EXTRACT below:
Powershell Measuring seconds elapsed
I have been working with PowerShell for three months now, and my approach to using it has been pretty much google and trial - copying things, modifying things till they work and learning new things on the way. This post talks about a discovery which I made today.
I had a script like this:
while ($health -ne 'healthy') {
$elapsedTime = $(get-date) - $StartTime
Write-Output "--- Waiting for service to become ready - $($elapsedTime.Seconds) seconds"
if ($elapsedTime.Seconds -lt 120)
{
Start-Sleep -s 30
$health = docker inspect --format '{{ .State.Health.Status }}' service
} else
{
Write-Output '--- Recreating service'
docker-compose up -d --no-deps --force-recreate service
$StartTime = $(get-date)
End of EXTRACT.
• _PARTS OF THE EXERCISE_:
1) Reproduce the part of the PowerShell post that opens with the words containing "I had a script" and closes with "($elapsedTime.Seconds -lt 120)".
2) Pick up the PowerShell post on measuring elapsed seconds and continue it from its last line.
AVAILABLE DATA below:
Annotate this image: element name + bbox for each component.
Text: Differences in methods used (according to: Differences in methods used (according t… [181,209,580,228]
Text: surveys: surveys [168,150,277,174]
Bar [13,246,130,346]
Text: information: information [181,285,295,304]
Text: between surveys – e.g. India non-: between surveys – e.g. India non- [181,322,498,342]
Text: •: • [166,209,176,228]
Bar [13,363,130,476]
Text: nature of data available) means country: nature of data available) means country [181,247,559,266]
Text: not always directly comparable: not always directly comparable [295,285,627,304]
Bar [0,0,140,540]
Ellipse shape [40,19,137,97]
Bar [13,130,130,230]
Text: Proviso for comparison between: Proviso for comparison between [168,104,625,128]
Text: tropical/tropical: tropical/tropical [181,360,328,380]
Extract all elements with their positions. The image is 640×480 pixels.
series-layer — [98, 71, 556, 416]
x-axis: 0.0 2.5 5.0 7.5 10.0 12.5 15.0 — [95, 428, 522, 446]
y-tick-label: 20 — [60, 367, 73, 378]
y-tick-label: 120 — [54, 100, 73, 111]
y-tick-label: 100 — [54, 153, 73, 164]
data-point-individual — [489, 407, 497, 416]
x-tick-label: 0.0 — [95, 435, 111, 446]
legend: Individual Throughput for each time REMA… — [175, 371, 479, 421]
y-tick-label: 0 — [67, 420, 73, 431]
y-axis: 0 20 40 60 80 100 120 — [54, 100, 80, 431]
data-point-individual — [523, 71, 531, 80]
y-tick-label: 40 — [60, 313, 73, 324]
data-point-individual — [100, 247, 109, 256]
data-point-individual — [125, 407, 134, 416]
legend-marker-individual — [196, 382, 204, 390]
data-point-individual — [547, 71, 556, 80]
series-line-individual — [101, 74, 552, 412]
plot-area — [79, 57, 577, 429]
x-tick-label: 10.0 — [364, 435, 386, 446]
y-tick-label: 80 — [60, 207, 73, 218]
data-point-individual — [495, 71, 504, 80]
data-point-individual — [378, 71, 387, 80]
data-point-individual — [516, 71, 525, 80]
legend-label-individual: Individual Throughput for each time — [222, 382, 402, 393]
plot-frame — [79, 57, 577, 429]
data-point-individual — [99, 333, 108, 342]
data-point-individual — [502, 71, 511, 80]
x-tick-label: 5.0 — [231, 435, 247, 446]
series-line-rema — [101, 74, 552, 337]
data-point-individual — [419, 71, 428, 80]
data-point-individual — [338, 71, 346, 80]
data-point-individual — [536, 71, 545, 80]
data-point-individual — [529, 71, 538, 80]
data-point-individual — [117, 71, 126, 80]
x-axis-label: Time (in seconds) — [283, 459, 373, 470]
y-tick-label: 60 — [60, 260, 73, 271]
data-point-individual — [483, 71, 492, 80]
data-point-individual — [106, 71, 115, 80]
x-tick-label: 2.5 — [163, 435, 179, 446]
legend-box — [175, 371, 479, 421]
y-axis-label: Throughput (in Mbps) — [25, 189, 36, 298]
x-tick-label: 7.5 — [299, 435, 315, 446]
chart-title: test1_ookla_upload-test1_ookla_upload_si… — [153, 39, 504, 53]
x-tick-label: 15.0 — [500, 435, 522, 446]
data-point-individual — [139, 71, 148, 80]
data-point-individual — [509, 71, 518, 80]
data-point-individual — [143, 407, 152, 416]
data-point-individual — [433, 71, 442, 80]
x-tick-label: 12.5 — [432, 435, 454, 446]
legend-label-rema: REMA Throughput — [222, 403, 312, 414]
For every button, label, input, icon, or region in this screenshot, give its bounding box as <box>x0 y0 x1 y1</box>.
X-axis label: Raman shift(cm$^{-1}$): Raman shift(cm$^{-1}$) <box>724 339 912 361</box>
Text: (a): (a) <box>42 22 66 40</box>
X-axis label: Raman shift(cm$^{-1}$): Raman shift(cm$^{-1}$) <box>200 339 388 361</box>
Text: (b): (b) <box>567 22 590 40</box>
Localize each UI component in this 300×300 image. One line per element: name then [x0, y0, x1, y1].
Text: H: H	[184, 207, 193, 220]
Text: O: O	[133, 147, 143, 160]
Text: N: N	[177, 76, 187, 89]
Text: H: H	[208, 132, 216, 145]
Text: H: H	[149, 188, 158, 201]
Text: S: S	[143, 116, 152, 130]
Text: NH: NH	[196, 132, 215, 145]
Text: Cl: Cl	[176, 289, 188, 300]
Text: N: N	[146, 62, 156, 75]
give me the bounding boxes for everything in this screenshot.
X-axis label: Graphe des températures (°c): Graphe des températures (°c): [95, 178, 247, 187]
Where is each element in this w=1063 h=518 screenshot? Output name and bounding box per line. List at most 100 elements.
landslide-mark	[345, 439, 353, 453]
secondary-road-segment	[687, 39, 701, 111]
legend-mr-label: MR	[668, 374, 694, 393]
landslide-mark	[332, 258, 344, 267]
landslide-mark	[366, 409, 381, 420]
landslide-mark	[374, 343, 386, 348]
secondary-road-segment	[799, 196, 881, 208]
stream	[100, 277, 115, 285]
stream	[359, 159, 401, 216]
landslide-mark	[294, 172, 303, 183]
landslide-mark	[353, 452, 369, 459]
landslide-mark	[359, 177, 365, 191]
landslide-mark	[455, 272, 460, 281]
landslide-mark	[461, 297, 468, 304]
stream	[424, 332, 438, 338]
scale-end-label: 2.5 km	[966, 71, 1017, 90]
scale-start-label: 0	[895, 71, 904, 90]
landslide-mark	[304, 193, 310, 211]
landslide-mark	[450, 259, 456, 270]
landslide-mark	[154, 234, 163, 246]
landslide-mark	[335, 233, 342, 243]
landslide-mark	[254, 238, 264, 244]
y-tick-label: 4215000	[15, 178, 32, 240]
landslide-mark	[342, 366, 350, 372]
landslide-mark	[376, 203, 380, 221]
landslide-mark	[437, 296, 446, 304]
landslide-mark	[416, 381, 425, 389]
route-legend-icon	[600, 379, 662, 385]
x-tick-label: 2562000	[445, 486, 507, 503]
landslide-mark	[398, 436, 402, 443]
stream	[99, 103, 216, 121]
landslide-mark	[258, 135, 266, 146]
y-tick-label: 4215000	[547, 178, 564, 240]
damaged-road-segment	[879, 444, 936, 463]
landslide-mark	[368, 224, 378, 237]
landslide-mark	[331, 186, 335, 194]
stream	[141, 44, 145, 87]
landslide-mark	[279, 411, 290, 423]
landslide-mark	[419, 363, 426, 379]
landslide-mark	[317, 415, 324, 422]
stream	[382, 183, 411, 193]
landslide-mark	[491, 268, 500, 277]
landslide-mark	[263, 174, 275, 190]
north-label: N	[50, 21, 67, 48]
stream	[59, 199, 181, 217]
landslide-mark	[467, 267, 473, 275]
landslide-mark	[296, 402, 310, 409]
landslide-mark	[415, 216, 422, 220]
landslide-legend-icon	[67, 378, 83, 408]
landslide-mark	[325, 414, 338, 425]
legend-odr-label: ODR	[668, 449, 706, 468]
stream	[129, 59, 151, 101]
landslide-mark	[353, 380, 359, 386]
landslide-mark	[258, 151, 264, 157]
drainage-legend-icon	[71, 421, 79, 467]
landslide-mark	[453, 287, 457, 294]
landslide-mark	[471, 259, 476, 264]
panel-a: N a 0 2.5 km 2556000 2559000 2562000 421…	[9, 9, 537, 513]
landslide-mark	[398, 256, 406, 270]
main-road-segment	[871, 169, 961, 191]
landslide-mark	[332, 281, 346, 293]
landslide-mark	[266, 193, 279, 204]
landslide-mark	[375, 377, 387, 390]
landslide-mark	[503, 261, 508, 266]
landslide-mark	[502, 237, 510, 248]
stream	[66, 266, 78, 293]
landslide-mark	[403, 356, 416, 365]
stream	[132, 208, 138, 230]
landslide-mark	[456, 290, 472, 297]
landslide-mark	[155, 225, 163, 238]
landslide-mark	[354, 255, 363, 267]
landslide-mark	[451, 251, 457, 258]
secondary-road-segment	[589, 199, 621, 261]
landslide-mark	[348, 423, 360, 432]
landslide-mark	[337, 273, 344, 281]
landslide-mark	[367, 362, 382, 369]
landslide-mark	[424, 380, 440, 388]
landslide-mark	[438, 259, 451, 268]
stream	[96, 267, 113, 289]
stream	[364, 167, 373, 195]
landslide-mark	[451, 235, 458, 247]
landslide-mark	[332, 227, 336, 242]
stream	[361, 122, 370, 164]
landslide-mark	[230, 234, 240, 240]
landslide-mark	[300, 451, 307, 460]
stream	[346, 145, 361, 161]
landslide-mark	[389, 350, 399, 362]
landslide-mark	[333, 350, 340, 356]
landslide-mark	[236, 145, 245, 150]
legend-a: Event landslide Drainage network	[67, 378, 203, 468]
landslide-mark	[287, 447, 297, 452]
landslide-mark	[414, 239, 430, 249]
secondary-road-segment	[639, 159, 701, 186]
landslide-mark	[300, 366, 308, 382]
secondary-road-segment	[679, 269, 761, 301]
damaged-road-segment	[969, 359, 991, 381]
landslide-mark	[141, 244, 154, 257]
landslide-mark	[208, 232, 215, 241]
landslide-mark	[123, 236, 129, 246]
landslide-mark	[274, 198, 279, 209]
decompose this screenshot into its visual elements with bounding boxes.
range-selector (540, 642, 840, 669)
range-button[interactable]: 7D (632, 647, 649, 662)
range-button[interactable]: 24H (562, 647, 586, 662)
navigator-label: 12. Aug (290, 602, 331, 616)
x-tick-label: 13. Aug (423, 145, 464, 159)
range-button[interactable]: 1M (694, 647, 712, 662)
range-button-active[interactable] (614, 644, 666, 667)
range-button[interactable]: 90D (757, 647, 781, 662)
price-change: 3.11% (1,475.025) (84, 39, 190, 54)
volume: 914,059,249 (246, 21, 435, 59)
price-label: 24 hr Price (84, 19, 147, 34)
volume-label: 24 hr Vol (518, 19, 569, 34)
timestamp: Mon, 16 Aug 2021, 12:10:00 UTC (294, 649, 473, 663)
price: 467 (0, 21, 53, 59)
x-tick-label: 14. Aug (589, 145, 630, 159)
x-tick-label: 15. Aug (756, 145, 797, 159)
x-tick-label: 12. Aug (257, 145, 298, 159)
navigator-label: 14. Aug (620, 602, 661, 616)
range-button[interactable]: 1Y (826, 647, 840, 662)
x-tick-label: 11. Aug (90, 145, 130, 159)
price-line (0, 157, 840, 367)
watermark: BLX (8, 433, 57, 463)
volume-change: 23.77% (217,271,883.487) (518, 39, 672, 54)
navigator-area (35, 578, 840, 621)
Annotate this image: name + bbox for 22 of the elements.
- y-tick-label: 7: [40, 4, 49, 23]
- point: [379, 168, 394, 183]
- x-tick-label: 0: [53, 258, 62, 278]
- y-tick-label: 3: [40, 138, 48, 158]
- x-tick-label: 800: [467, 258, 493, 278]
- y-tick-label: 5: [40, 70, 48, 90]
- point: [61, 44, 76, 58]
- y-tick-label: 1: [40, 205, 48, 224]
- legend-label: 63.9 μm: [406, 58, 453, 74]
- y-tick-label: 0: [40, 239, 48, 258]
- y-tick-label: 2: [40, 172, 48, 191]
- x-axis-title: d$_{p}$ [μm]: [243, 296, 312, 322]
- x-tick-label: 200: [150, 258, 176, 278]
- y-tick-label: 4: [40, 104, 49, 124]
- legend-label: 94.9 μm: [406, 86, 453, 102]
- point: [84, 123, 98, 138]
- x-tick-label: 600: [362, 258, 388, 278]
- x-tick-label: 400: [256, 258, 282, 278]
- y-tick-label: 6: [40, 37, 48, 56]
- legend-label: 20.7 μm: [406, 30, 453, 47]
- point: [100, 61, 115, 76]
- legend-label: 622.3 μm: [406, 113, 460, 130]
End of AVAILABLE DATA.
• _ACTIVITY ANSWERS_:
1)
I had a script like this:
while ($health -ne 'healthy') {
$elapsedTime = $(get-date) - $StartTime
Write-Output "--- Waiting for service to become ready - $($elapsedTime.Seconds) seconds"
if ($elapsedTime.Seconds -lt 120)

2)
}
}
To my horror, I found that $elapsedTime.Seconds
was going back to 0 after the second sleep interval i.e. 60 seconds. Hence,
the recreation service step was never being executed.
What’s going on? Let’s write a test script:
$StartTime = $(get-date)
$StartTime
$health = 'unhealthy'
while ($health -ne 'healthy') {
$CurrentTime = $(get-date)
$elapsedTime = $CurrentTime - $StartTime
$elapsedTime
$elapsedTime.Seconds
Start-Sleep -s 5
}
When you run the above script, a key part of the output which tells us the story is:
...
50
Ticks : 551435810
Days : 0
Hours : 0
Milliseconds : 143
Minutes : 0
Seconds : 55
TotalDays : 0.000638235891203704
TotalHours : 0.0153176613888889
TotalMilliseconds : 55143.581
TotalMinutes : 0.919059683333333
TotalSeconds : 55.143581
55
Ticks : 601789252
Days : 0
Hours : 0
Milliseconds : 178
Minutes : 1
Seconds : 0
TotalDays : 0.000696515337962963
TotalHours : 0.0167163681111111
TotalMilliseconds : 60178.9252
TotalMinutes : 1.00298208666667
TotalSeconds : 60.1789252
..
Notice how the Seconds
property rolls back to 0 after the first 60 seconds? That’s because, the Minutes
property is now 1.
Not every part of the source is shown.